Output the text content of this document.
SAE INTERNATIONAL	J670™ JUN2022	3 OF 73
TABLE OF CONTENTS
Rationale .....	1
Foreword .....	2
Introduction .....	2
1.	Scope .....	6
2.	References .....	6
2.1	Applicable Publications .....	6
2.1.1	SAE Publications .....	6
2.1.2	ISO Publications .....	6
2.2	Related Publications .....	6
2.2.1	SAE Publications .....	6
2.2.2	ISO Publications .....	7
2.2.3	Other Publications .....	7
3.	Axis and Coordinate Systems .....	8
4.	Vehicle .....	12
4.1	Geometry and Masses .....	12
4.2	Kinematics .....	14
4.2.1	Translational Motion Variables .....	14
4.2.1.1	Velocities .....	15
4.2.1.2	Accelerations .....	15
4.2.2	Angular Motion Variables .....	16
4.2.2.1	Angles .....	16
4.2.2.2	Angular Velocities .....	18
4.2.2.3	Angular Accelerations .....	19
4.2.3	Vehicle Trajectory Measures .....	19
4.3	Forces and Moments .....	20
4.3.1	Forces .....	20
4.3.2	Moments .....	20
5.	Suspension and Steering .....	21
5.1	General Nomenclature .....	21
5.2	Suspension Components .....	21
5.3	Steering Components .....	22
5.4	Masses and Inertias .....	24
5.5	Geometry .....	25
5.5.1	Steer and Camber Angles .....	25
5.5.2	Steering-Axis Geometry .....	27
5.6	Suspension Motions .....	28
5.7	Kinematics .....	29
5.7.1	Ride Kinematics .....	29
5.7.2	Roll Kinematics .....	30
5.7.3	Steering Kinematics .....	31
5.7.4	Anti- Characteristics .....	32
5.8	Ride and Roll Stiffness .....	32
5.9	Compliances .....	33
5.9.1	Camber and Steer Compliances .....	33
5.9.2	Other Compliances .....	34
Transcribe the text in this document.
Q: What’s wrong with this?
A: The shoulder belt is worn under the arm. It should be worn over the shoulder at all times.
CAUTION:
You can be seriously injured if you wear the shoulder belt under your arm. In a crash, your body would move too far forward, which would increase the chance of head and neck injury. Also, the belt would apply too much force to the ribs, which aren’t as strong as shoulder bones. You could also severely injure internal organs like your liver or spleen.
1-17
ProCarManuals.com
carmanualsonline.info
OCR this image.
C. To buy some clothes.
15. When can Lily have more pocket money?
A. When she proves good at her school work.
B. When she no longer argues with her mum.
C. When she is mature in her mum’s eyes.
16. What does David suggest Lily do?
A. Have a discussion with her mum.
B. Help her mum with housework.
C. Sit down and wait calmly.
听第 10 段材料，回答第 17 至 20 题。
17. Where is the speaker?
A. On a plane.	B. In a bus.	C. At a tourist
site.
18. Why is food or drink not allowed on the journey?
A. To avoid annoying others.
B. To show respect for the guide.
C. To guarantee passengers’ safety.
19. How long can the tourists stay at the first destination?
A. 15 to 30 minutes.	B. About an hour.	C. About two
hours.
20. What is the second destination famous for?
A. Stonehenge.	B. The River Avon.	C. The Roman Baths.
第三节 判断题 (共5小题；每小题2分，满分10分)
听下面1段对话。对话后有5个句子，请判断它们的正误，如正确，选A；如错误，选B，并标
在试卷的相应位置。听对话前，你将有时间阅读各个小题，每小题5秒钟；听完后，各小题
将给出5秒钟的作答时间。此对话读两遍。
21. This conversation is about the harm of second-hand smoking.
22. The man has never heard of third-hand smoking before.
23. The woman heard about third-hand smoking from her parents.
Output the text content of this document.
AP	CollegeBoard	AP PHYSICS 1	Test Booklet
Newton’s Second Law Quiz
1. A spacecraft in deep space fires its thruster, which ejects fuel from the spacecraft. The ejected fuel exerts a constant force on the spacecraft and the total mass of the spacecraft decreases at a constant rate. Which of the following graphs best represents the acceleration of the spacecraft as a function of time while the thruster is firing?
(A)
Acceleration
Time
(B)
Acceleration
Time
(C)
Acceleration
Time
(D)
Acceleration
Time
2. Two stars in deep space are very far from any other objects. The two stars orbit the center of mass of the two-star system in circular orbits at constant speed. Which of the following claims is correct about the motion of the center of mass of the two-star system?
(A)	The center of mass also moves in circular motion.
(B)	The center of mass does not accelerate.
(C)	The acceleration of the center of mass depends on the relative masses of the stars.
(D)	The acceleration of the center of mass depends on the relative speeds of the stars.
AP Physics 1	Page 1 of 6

--------

**Request:** Pull out every line in the data above that has the word "Variables".

**Final result:**
4.2.1	Translational Motion Variables .....	14
4.2.2	Angular Motion Variables .....	16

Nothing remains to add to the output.